- _LISTED RECORDS_:
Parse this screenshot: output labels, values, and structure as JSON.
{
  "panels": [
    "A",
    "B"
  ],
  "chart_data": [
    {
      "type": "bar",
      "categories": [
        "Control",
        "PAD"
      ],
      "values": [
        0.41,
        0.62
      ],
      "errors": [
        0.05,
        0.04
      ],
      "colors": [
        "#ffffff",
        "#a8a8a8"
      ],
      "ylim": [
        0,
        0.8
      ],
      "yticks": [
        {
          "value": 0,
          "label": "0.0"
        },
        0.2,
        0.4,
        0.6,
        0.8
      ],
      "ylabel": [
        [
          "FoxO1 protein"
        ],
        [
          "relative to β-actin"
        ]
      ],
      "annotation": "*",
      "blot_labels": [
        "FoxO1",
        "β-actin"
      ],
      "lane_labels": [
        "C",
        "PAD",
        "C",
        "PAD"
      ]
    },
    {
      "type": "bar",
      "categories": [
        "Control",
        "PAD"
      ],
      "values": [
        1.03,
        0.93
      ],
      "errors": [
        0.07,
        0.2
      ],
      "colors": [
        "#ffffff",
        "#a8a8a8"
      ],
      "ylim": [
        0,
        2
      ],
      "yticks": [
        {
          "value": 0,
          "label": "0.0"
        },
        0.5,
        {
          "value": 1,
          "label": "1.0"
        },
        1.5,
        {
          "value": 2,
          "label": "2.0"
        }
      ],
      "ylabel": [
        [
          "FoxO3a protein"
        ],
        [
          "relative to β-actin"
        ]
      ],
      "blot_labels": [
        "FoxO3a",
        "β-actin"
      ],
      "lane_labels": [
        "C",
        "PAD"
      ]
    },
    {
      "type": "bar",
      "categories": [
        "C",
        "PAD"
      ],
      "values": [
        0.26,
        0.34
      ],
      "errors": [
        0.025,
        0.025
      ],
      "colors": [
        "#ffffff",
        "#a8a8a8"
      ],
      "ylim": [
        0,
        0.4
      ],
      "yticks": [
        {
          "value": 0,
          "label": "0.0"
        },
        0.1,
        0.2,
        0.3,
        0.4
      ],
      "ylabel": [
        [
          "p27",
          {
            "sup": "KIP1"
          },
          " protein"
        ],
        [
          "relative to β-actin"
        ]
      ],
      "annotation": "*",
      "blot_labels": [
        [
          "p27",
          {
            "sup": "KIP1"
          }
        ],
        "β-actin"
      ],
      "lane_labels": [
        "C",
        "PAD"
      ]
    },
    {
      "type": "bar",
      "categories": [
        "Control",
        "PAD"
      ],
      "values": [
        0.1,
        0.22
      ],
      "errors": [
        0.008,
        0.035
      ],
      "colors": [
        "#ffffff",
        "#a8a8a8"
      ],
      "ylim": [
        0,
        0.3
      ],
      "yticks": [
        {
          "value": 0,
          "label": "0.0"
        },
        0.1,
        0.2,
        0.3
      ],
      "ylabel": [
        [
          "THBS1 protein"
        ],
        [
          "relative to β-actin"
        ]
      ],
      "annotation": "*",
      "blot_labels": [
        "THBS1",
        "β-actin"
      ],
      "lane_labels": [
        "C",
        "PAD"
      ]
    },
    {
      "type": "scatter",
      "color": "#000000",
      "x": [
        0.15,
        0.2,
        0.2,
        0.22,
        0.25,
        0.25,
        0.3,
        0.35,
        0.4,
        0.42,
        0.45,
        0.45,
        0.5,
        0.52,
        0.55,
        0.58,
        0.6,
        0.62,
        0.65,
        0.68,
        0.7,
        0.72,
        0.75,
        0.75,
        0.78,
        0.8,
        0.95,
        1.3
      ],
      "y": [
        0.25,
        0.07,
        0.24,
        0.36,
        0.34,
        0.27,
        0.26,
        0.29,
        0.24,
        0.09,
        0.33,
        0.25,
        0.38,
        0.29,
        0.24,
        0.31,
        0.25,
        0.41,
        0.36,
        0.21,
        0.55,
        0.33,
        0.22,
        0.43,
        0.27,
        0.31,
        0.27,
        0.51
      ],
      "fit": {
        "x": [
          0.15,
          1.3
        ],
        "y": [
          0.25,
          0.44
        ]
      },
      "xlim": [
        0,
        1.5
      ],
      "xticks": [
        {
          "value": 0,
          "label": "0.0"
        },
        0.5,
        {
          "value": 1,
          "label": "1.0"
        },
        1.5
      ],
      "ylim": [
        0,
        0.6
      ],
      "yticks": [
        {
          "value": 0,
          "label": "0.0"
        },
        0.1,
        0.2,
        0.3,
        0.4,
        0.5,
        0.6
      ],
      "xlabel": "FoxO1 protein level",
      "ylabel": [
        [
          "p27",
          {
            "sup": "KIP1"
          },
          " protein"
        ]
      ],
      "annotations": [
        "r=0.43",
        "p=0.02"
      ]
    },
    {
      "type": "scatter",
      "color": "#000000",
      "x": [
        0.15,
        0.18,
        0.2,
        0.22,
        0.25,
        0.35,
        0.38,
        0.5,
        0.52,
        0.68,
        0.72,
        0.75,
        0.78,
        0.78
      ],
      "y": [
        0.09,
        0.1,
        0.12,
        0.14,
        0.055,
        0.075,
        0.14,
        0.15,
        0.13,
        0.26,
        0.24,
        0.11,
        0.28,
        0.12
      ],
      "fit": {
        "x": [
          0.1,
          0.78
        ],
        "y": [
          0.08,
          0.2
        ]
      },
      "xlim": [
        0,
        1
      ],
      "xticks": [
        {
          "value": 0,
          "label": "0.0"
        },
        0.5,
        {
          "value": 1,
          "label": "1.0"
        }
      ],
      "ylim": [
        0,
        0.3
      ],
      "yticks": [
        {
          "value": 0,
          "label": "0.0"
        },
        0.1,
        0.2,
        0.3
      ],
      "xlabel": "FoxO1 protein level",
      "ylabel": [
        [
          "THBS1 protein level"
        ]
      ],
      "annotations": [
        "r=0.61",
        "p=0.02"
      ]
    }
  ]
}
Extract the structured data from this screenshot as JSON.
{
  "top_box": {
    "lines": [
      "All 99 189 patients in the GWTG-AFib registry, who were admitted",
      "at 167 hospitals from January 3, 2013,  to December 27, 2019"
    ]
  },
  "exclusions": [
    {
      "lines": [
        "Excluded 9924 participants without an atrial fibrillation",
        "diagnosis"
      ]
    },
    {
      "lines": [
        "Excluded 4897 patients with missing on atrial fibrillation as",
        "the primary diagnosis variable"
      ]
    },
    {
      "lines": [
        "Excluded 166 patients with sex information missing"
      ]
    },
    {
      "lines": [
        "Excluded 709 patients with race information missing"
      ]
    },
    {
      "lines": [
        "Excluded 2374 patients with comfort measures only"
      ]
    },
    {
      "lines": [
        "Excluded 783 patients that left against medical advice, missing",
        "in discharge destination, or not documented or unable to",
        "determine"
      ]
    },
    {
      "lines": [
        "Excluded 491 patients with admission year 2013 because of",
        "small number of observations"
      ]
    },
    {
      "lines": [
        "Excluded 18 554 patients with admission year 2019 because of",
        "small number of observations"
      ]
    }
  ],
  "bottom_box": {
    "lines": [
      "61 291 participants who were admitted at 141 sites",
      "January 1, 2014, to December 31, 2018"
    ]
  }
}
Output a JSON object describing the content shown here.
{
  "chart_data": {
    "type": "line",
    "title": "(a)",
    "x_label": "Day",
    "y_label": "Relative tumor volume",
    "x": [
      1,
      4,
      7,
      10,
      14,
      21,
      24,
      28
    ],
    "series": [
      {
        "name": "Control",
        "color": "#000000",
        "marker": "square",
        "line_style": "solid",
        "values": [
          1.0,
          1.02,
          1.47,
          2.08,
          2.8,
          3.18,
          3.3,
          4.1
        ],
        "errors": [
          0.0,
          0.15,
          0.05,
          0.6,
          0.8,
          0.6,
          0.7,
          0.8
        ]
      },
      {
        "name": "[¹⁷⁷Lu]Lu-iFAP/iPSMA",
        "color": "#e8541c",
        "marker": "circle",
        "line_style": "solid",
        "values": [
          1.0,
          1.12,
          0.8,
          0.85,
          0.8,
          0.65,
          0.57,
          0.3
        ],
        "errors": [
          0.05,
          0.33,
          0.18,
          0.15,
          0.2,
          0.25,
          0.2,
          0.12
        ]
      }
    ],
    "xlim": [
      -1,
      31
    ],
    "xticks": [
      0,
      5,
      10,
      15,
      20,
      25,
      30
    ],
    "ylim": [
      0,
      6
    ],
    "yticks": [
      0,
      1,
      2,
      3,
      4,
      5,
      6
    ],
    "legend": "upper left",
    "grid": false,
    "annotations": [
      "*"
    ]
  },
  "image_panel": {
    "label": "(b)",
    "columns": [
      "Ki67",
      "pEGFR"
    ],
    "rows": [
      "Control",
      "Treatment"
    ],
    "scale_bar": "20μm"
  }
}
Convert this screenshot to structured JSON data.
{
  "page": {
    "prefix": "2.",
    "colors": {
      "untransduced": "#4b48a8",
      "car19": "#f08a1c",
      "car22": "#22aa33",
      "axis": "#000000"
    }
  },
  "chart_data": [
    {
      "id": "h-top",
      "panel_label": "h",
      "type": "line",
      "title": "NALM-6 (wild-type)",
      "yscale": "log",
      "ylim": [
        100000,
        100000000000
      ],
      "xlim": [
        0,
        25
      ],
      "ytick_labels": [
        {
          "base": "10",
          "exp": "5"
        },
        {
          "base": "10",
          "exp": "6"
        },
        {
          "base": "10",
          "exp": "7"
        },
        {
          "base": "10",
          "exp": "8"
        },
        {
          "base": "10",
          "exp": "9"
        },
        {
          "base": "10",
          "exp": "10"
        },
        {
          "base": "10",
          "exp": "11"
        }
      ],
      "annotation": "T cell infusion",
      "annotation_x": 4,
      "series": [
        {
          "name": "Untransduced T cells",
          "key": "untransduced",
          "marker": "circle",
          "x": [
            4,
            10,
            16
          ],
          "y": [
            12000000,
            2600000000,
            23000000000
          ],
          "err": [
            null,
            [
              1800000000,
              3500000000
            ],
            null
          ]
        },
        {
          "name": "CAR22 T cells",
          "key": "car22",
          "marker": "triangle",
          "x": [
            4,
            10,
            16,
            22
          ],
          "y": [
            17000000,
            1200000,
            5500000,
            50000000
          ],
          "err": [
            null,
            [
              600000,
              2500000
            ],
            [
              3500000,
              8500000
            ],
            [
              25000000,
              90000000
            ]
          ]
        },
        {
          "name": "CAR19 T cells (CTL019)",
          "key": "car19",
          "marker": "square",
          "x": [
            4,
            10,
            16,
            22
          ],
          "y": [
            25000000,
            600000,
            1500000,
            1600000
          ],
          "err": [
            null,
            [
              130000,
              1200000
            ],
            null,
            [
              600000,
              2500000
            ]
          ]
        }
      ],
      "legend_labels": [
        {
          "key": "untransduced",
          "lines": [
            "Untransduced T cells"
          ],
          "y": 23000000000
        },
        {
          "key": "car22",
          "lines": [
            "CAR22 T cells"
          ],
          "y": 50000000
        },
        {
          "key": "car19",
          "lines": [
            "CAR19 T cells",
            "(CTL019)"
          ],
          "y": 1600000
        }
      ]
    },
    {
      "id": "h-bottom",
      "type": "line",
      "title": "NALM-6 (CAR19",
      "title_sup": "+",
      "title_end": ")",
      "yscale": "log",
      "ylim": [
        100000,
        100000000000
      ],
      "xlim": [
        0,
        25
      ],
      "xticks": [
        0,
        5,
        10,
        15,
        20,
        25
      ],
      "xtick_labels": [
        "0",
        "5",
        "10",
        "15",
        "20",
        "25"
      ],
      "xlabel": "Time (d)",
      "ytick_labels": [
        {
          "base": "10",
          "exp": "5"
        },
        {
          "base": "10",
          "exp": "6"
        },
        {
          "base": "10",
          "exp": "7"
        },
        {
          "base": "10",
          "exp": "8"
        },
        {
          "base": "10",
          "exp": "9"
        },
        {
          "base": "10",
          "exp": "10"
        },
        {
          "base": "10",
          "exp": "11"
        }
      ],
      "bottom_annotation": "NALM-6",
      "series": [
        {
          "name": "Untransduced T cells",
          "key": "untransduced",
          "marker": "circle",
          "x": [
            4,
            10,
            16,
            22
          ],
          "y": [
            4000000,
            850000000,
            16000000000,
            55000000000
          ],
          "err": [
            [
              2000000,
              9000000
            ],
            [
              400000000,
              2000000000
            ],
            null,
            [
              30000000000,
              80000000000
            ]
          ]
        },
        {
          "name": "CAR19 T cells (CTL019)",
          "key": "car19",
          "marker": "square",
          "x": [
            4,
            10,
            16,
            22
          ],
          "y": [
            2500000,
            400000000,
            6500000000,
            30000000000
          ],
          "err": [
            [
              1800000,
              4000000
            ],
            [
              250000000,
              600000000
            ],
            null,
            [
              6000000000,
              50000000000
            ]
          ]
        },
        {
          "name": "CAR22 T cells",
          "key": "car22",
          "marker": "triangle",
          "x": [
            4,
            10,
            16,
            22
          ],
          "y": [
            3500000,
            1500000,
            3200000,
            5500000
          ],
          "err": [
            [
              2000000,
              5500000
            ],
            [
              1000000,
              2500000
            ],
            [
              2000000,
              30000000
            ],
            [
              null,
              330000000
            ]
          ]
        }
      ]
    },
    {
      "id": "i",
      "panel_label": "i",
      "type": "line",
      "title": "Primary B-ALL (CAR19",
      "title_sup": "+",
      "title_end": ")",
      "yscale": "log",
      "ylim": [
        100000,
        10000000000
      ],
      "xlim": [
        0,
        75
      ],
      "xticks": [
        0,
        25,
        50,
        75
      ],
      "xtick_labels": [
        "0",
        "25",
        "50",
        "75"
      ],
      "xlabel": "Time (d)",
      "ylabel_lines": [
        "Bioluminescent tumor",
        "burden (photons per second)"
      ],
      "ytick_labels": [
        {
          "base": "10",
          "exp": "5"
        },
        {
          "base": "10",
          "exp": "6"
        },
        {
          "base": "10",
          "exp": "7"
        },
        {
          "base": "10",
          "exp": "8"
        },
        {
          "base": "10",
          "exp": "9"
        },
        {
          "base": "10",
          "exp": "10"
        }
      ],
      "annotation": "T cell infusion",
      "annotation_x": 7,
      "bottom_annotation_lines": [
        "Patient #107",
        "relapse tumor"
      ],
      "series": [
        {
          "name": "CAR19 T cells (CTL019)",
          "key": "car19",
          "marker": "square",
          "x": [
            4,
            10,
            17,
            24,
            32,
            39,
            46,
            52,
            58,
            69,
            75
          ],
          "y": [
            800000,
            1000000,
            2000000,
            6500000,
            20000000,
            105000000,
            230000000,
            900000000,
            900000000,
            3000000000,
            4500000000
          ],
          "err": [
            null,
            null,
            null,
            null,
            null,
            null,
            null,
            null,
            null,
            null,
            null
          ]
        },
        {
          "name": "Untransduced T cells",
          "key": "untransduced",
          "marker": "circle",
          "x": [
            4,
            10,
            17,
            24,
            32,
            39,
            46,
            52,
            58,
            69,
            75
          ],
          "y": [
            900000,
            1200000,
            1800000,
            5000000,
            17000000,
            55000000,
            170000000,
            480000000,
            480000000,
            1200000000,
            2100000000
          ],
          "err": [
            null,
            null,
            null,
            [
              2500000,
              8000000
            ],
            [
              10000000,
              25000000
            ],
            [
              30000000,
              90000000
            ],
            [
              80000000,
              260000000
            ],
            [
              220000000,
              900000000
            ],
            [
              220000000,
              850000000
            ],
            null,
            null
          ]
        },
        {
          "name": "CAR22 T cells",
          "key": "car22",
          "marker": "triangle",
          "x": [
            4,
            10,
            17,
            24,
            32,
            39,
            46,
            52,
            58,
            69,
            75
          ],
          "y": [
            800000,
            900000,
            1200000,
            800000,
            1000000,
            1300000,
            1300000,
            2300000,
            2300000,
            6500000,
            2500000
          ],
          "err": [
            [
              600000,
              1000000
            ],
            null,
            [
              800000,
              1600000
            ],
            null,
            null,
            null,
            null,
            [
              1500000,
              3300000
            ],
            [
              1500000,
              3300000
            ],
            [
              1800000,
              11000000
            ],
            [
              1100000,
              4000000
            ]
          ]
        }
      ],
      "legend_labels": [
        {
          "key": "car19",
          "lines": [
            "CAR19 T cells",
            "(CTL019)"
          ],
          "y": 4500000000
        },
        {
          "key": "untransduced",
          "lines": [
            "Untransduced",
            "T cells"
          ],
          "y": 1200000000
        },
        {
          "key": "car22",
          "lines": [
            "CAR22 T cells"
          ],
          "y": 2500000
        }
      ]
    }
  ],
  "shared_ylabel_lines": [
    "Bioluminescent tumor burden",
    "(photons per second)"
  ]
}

- _ASSIGNMENT_: Show every line of the listing in which the string "were" can be found.

- _OUTPUT FOR THIS TASK_:
      "All 99 189 patients in the GWTG-AFib registry, who were admitted",
      "61 291 participants who were admitted at 141 sites",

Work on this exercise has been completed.